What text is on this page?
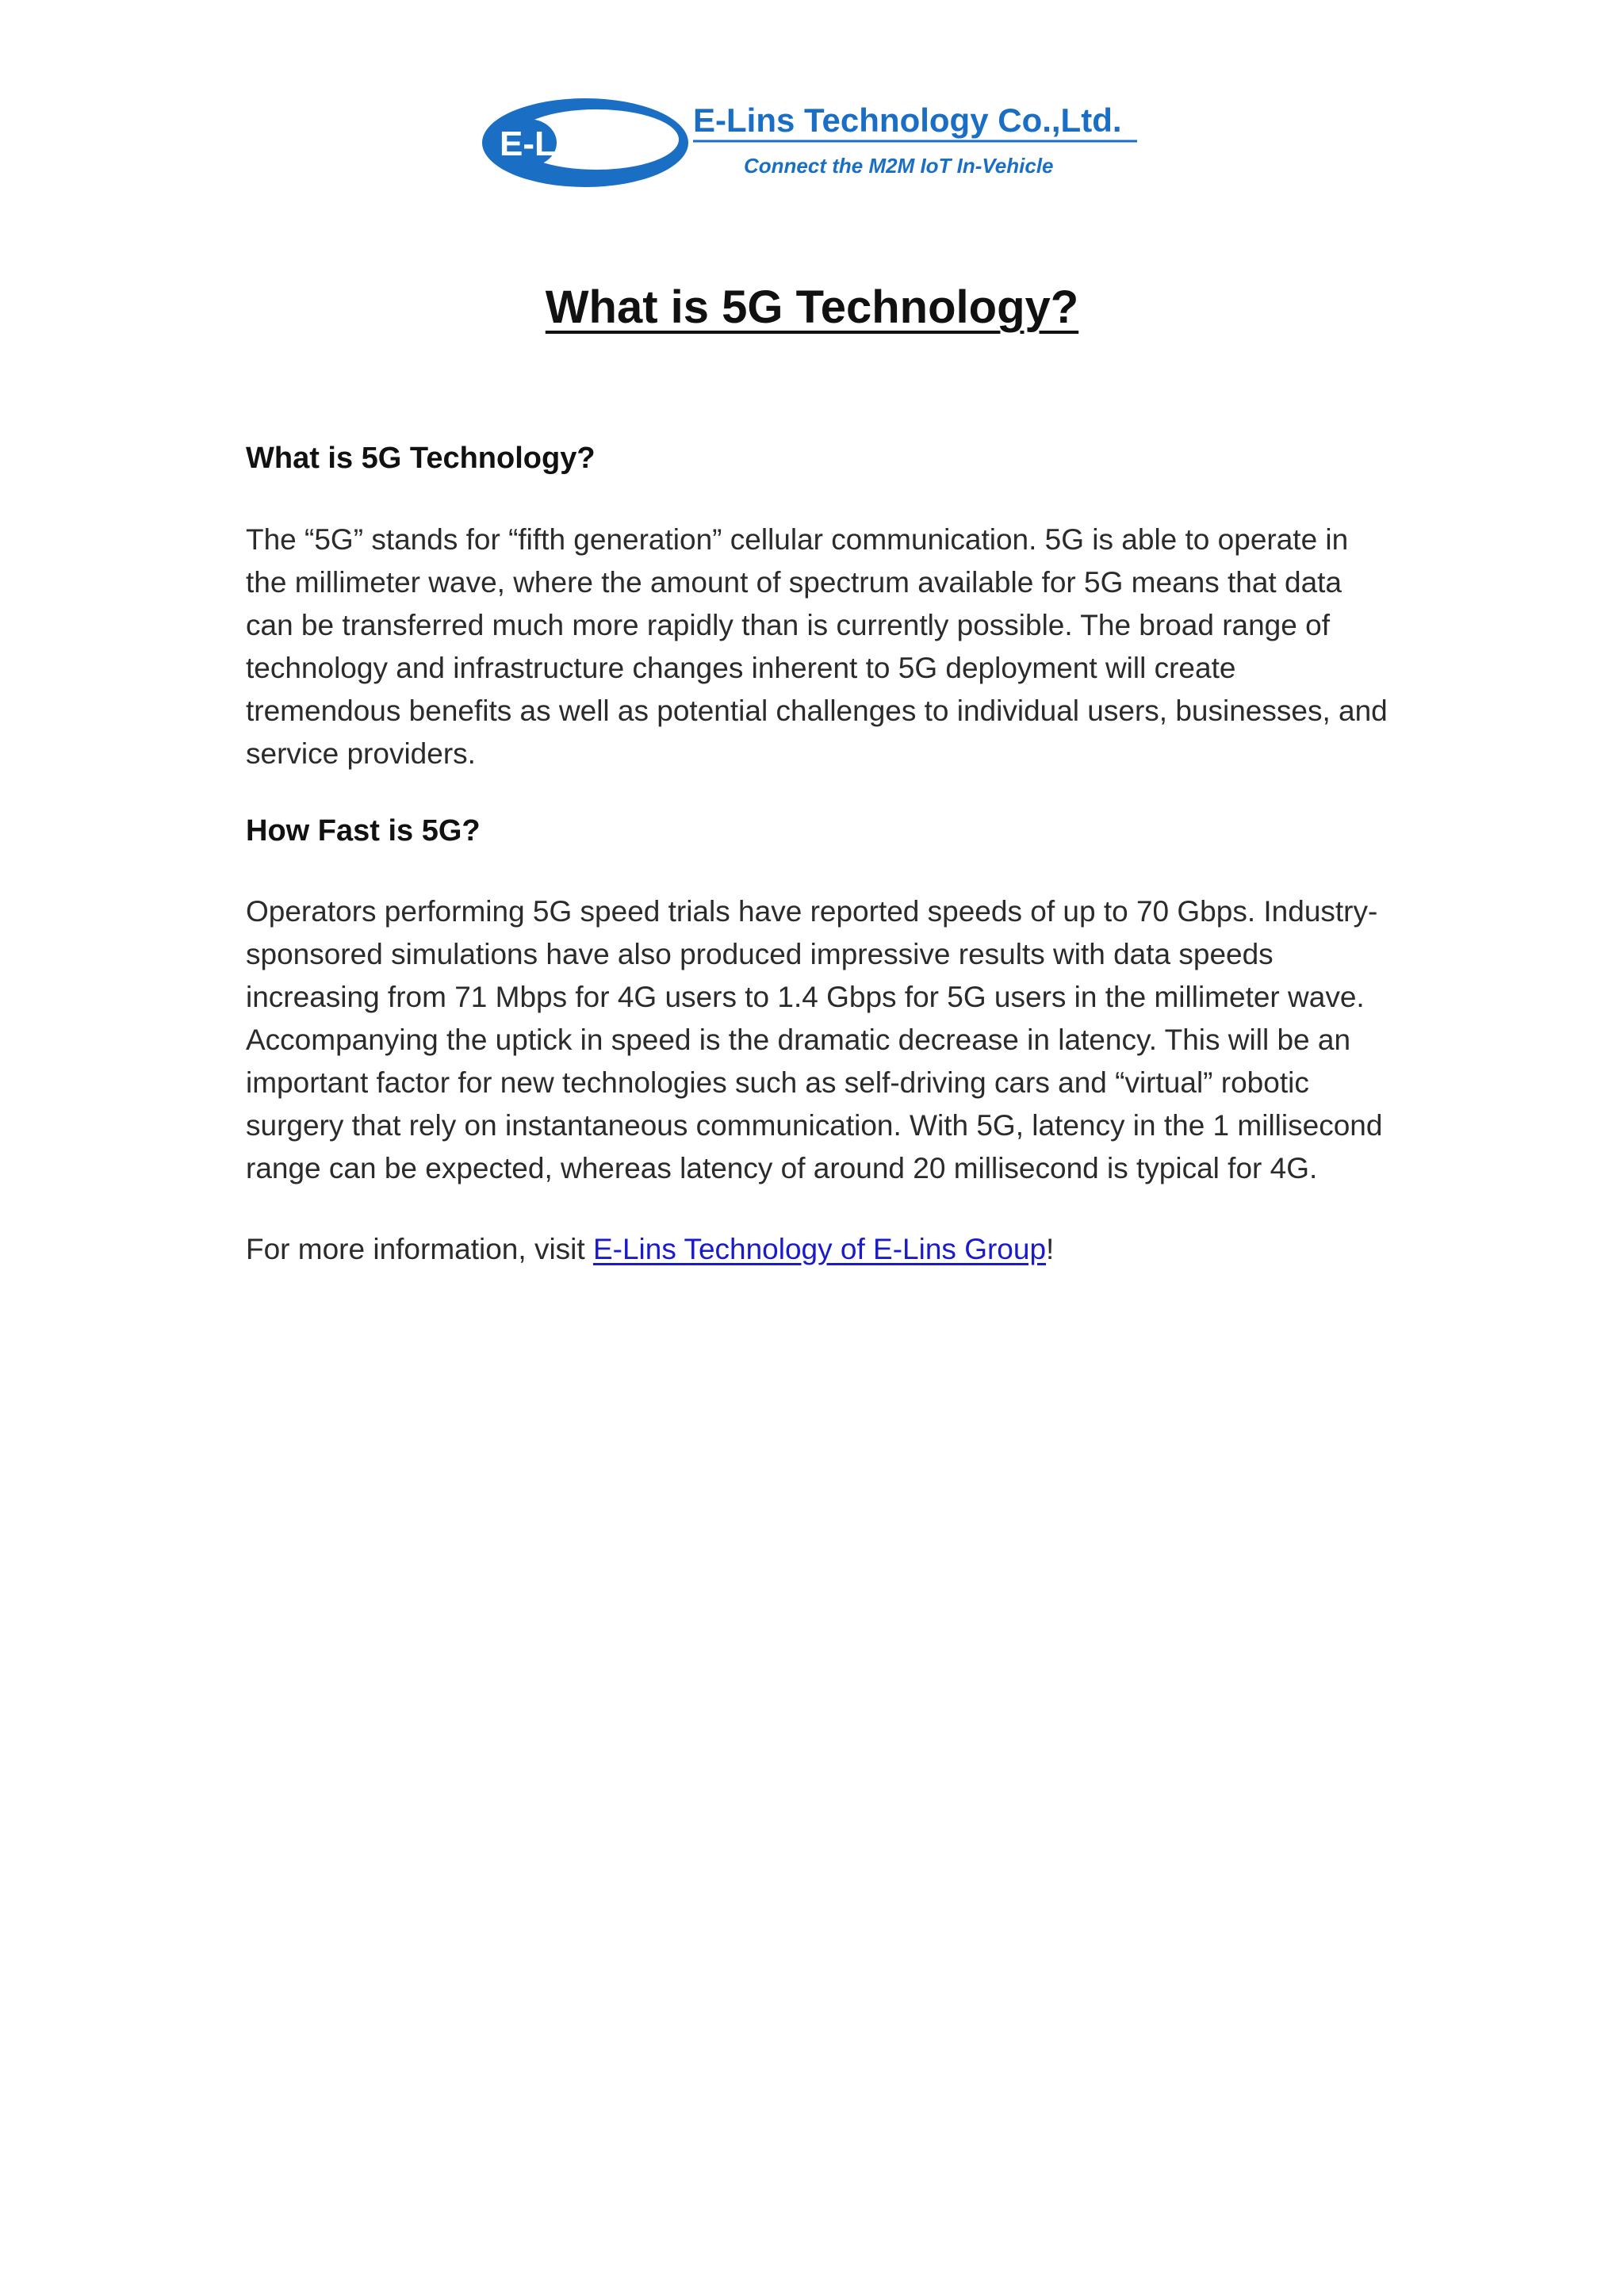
E-Lins
E-Lins Technology Co.,Ltd.
Connect the M2M IoT In-Vehicle
What is 5G Technology?
What is 5G Technology?

The “5G” stands for “fifth generation” cellular communication. 5G is able to operate in the millimeter wave, where the amount of spectrum available for 5G means that data can be transferred much more rapidly than is currently possible. The broad range of technology and infrastructure changes inherent to 5G deployment will create tremendous benefits as well as potential challenges to individual users, businesses, and service providers.

How Fast is 5G?

Operators performing 5G speed trials have reported speeds of up to 70 Gbps. Industry-sponsored simulations have also produced impressive results with data speeds increasing from 71 Mbps for 4G users to 1.4 Gbps for 5G users in the millimeter wave. Accompanying the uptick in speed is the dramatic decrease in latency. This will be an important factor for new technologies such as self-driving cars and “virtual” robotic surgery that rely on instantaneous communication. With 5G, latency in the 1 millisecond range can be expected, whereas latency of around 20 millisecond is typical for 4G.

For more information, visit E-Lins Technology of E-Lins Group!
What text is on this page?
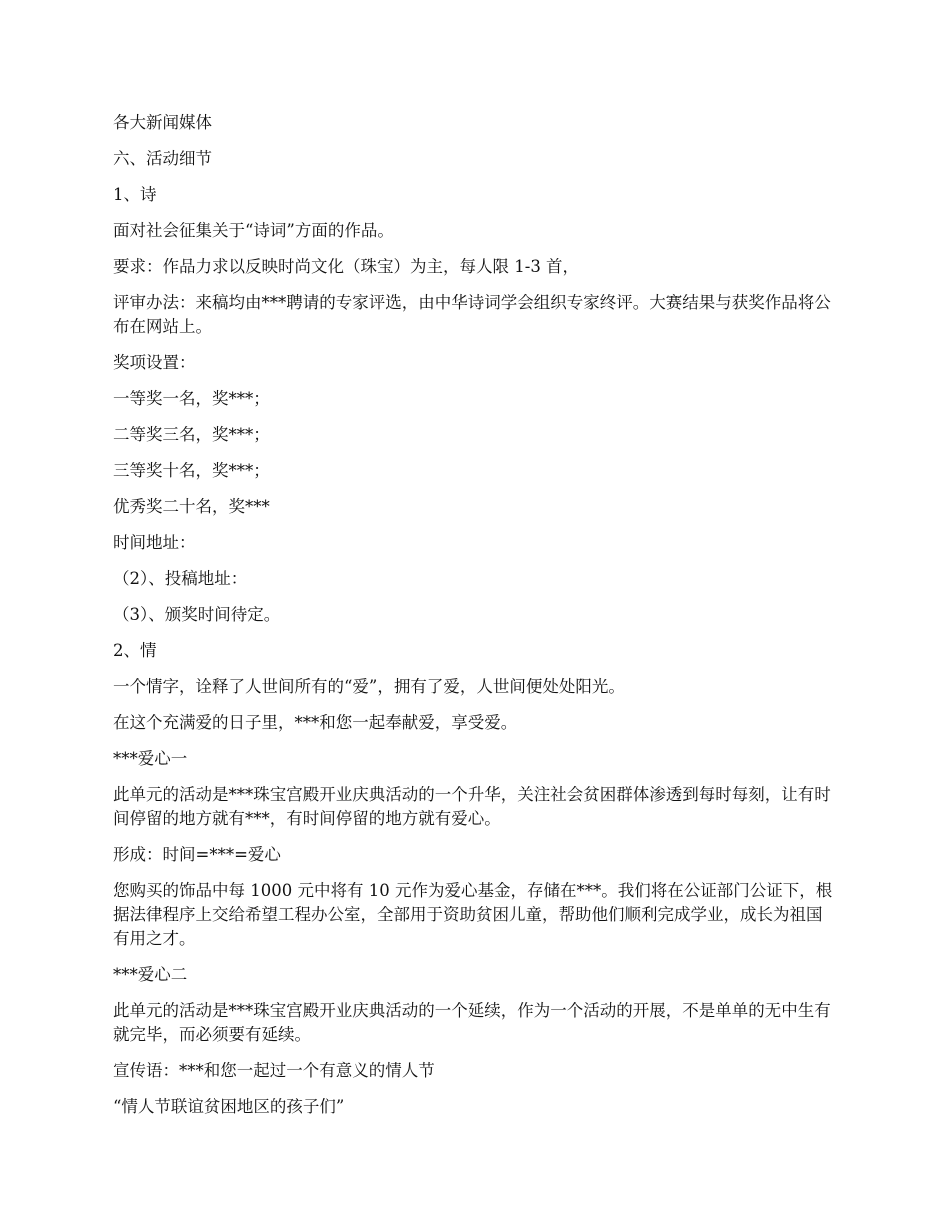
各大新闻媒体

六、活动细节

1、诗

面对社会征集关于“诗词”方面的作品。

要求：作品力求以反映时尚文化（珠宝）为主，每人限 1-3 首，

评审办法：来稿均由***聘请的专家评选，由中华诗词学会组织专家终评。大赛结果与获奖作品将公布在网站上。

奖项设置：

一等奖一名，奖***；

二等奖三名，奖***；

三等奖十名，奖***；

优秀奖二十名，奖***

时间地址：

（2）、投稿地址：

（3）、颁奖时间待定。

2、情

一个情字，诠释了人世间所有的“爱”，拥有了爱，人世间便处处阳光。

在这个充满爱的日子里，***和您一起奉献爱，享受爱。

***爱心一

此单元的活动是***珠宝宫殿开业庆典活动的一个升华，关注社会贫困群体渗透到每时每刻，让有时间停留的地方就有***，有时间停留的地方就有爱心。

形成：时间=***=爱心

您购买的饰品中每 1000 元中将有 10 元作为爱心基金，存储在***。我们将在公证部门公证下，根据法律程序上交给希望工程办公室，全部用于资助贫困儿童，帮助他们顺利完成学业，成长为祖国有用之才。

***爱心二

此单元的活动是***珠宝宫殿开业庆典活动的一个延续，作为一个活动的开展，不是单单的无中生有就完毕，而必须要有延续。

宣传语：***和您一起过一个有意义的情人节

“情人节联谊贫困地区的孩子们”
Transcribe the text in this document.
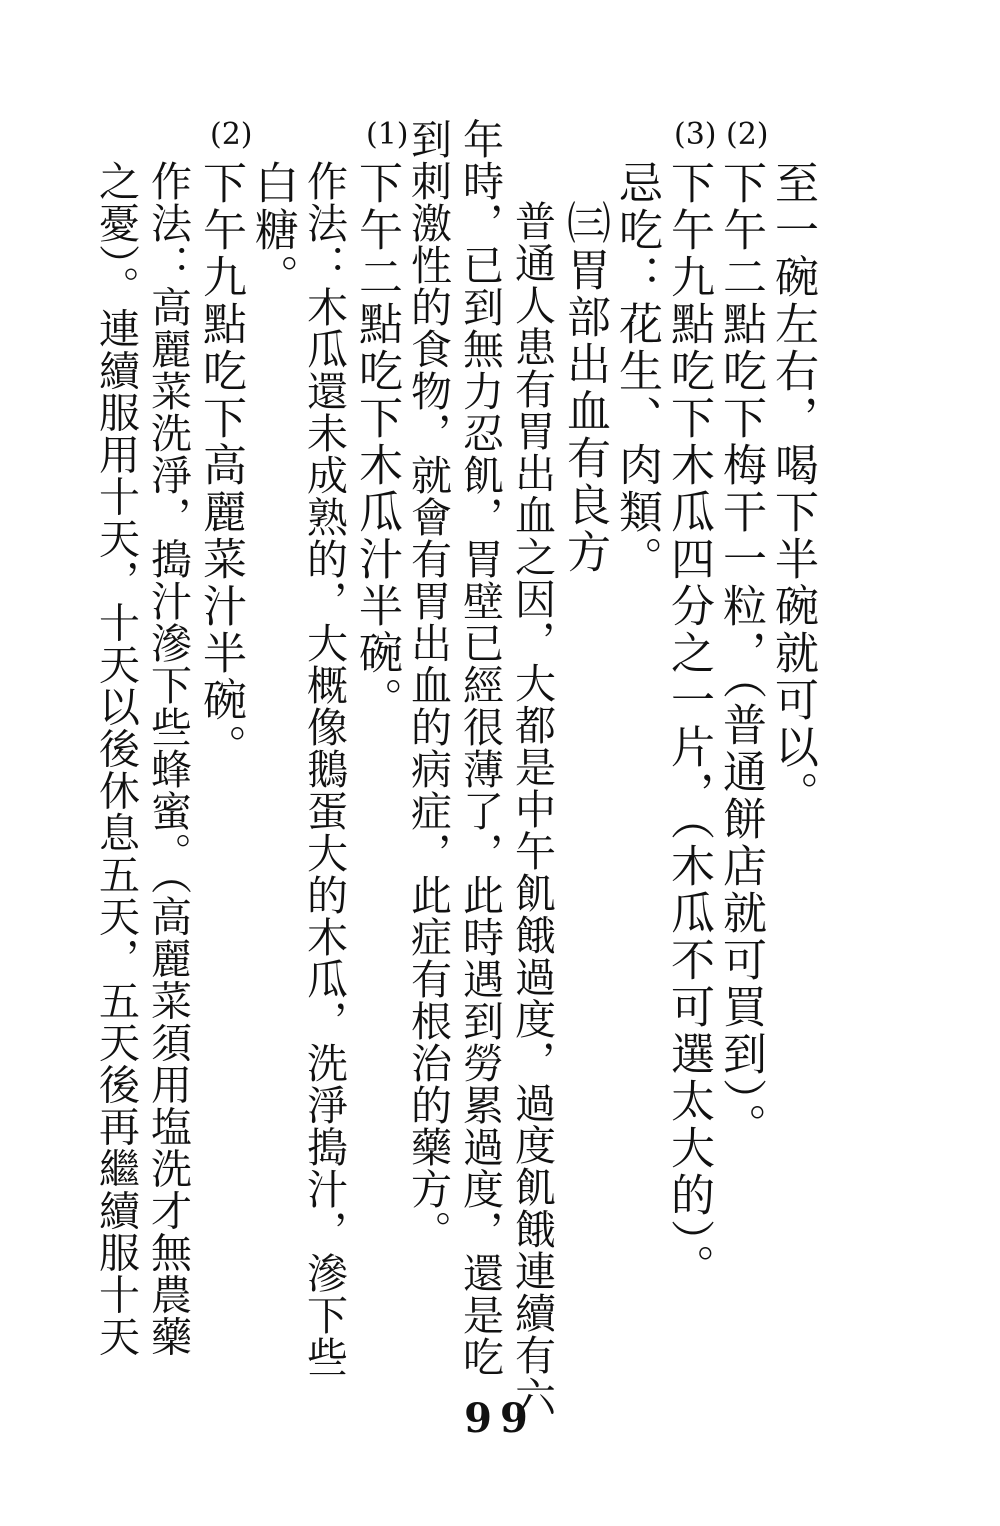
(3) (2)
(1)
(2)
至一碗左右，喝下半碗就可以。
下午二點吃下梅干一粒，（普通餅店就可買到）。
下午九點吃下木瓜四分之一片，（木瓜不可選太大的）。
忌吃：花生、肉類。
㈢胃部出血有良方
普通人患有胃出血之因，大都是中午飢餓過度，過度飢餓連續有六
年時，已到無力忍飢，胃壁已經很薄了，此時遇到勞累過度，還是吃
到刺激性的食物，就會有胃出血的病症，此症有根治的藥方。
下午二點吃下木瓜汁半碗。
作法：木瓜還未成熟的，大概像鵝蛋大的木瓜，洗淨搗汁，滲下些
白糖。
下午九點吃下高麗菜汁半碗。
作法：高麗菜洗淨，搗汁滲下些蜂蜜。（高麗菜須用塩洗才無農藥
之憂）。連續服用十天，十天以後休息五天，五天後再繼續服十天
99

++++++++++

Exercise:
Track down all lines above with the string "range" and copy them.

Reply to the exercise:
The “5G” stands for “fifth generation” cellular communication. 5G is able to operate in the millimeter wave, where the amount of spectrum available for 5G means that data can be transferred much more rapidly than is currently possible. The broad range of technology and infrastructure changes inherent to 5G deployment will create tremendous benefits as well as potential challenges to individual users, businesses, and service providers.
Operators performing 5G speed trials have reported speeds of up to 70 Gbps. Industry-sponsored simulations have also produced impressive results with data speeds increasing from 71 Mbps for 4G users to 1.4 Gbps for 5G users in the millimeter wave. Accompanying the uptick in speed is the dramatic decrease in latency. This will be an important factor for new technologies such as self-driving cars and “virtual” robotic surgery that rely on instantaneous communication. With 5G, latency in the 1 millisecond range can be expected, whereas latency of around 20 millisecond is typical for 4G.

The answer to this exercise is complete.